╭─ Given records

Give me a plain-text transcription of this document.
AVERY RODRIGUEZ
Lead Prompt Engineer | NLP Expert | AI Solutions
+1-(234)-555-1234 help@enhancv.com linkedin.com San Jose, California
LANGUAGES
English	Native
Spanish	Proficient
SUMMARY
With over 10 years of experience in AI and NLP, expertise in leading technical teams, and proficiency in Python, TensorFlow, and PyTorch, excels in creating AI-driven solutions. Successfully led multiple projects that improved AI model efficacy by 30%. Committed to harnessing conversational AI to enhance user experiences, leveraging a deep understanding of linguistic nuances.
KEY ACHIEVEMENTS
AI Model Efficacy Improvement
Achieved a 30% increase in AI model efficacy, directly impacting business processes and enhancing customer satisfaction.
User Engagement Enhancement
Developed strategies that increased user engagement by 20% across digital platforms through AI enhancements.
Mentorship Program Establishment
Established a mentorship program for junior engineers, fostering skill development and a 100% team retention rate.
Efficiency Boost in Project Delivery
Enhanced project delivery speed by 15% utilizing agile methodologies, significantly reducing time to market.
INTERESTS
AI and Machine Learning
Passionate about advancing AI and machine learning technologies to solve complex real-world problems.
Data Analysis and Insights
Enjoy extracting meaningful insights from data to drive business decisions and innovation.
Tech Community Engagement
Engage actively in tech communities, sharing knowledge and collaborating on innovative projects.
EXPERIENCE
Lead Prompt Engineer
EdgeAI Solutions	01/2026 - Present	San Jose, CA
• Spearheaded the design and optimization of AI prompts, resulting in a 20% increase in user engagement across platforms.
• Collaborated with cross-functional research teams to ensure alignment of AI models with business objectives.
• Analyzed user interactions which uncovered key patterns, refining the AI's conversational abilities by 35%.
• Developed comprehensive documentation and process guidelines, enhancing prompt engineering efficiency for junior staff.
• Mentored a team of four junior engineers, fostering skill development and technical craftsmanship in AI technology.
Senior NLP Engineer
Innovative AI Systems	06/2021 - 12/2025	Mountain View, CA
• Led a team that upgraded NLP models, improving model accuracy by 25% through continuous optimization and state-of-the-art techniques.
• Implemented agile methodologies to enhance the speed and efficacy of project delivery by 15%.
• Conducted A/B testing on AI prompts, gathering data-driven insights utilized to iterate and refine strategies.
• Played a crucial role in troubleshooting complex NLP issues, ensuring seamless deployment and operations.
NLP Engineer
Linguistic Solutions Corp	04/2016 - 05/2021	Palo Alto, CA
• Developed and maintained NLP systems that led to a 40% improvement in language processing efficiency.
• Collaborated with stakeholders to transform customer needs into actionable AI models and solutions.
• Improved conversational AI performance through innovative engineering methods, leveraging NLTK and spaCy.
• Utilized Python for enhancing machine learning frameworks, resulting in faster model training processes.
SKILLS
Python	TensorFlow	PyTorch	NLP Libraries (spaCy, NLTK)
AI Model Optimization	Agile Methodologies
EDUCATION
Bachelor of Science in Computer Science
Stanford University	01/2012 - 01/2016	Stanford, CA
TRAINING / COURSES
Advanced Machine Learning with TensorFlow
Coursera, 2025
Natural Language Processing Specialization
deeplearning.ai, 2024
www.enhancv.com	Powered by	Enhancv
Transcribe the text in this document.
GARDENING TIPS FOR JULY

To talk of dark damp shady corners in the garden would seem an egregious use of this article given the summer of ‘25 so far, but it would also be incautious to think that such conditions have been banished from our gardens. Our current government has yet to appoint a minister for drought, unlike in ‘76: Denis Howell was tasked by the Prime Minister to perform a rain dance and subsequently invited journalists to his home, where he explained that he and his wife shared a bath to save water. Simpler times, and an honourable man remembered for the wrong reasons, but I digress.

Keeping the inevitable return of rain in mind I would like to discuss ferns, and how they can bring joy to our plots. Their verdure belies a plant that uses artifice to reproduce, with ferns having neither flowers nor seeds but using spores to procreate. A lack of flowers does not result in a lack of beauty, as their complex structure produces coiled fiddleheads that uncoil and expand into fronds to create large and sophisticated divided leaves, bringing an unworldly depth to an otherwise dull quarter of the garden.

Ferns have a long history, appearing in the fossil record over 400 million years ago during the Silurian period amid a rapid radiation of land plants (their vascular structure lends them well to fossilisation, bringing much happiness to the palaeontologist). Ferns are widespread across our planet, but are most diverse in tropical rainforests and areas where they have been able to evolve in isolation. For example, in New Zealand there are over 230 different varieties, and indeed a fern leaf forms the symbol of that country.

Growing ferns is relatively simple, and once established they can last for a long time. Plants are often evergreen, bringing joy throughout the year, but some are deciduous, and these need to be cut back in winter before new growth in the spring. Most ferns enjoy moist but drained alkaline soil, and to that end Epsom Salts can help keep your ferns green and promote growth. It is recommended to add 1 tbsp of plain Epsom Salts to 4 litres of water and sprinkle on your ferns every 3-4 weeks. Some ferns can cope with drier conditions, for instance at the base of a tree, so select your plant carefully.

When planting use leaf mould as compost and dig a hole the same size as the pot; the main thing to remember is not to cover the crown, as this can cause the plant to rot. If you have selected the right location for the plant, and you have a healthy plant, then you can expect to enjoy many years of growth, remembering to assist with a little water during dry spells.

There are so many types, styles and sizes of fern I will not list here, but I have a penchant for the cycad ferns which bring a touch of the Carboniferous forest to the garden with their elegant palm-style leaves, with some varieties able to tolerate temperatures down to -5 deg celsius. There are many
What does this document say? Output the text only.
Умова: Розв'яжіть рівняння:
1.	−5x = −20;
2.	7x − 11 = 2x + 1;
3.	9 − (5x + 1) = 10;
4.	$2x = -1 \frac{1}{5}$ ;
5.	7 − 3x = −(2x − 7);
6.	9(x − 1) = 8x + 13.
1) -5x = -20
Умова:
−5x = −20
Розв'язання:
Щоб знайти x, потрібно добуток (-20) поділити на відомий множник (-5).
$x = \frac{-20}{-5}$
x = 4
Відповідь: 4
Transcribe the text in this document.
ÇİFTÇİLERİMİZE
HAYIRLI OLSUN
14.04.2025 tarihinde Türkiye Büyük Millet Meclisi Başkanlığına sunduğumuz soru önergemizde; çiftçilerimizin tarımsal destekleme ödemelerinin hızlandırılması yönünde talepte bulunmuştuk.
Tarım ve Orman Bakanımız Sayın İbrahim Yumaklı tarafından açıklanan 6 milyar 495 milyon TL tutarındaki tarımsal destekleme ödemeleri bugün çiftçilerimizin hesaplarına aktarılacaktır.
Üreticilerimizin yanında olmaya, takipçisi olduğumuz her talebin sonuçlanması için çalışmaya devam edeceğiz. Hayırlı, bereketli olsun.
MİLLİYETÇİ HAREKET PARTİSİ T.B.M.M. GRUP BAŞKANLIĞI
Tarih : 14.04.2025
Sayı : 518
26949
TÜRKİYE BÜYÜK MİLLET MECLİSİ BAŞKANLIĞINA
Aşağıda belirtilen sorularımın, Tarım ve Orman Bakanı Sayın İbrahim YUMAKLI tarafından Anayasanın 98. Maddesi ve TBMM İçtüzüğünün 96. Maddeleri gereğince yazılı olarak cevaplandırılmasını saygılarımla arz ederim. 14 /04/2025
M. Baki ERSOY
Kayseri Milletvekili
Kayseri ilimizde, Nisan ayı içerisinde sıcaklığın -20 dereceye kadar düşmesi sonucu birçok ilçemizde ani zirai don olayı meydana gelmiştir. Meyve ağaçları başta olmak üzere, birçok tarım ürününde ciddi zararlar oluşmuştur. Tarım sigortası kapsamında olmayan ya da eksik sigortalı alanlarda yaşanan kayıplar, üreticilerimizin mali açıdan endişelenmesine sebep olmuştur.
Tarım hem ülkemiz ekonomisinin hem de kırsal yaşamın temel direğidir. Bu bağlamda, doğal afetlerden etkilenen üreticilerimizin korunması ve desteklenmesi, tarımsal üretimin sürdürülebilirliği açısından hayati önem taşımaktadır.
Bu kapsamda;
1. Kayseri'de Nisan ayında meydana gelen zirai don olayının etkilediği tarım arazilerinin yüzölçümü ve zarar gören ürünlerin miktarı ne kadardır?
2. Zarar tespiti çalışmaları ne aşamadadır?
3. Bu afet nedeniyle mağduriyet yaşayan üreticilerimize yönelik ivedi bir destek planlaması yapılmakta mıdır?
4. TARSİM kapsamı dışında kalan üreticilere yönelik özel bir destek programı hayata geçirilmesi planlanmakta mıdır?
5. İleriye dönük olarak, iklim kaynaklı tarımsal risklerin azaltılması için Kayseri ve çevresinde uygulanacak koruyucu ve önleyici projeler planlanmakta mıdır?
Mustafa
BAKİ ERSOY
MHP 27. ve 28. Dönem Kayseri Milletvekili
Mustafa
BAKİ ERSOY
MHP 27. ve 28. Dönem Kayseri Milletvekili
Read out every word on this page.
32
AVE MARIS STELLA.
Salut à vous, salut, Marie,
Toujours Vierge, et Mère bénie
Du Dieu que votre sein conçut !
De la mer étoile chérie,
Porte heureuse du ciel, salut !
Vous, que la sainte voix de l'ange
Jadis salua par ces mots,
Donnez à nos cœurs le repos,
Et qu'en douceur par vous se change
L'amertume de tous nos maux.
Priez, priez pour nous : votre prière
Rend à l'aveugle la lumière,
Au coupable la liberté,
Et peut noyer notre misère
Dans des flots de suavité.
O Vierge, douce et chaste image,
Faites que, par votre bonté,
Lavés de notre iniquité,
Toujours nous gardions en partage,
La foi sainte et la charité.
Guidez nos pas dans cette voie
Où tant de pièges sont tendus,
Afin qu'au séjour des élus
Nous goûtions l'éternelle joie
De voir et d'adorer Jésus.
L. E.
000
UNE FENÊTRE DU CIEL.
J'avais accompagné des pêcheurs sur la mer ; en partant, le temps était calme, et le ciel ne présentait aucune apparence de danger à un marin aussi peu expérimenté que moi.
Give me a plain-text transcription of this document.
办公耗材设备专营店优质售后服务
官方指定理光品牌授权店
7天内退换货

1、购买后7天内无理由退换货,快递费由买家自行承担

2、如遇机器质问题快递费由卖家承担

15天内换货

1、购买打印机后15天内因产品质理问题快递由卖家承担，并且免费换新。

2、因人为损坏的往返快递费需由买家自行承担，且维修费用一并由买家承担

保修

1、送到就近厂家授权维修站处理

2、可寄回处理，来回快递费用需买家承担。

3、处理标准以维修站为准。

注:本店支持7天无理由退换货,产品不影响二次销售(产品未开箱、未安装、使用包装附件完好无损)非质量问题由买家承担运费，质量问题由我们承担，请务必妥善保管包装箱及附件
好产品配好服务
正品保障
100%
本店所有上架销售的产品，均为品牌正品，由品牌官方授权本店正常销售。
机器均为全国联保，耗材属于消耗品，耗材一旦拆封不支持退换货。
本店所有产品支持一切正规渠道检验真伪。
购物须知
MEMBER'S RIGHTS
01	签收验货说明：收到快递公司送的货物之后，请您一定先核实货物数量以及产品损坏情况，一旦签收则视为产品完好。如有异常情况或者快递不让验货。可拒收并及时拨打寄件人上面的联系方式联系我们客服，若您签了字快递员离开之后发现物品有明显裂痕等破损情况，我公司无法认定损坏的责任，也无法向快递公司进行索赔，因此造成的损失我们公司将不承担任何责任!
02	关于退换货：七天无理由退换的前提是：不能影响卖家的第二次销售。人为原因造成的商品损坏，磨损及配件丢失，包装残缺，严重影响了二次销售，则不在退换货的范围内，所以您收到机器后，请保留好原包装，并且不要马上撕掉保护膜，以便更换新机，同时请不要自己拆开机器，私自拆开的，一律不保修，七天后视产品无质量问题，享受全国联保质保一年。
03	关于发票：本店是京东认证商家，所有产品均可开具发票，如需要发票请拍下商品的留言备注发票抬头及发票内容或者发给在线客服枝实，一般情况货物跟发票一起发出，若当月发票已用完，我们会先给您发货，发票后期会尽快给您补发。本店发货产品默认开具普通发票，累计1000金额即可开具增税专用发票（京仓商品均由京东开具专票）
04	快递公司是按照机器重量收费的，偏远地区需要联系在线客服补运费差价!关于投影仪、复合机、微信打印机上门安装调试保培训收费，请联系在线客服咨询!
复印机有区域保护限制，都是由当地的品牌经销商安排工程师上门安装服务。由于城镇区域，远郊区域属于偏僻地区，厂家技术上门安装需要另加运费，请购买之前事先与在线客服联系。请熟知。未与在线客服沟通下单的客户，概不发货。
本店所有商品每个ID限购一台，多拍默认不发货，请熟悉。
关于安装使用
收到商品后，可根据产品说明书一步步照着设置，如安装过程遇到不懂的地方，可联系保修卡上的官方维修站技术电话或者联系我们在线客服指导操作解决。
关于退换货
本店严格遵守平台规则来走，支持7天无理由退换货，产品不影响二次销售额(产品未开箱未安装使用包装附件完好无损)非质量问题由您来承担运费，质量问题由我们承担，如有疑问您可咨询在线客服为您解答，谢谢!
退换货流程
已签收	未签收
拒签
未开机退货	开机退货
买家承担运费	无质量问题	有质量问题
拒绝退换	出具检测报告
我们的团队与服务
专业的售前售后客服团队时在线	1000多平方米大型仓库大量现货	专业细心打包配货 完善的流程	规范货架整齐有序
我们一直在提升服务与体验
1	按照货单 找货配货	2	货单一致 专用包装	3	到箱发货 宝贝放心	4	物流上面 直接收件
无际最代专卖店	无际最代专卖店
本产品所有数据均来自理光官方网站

╰─

Return each line with "yönelik".

3. Bu afet nedeniyle mağduriyet yaşayan üreticilerimize yönelik ivedi bir destek planlaması yapılmakta mıdır?
4. TARSİM kapsamı dışında kalan üreticilere yönelik özel bir destek programı hayata geçirilmesi planlanmakta mıdır?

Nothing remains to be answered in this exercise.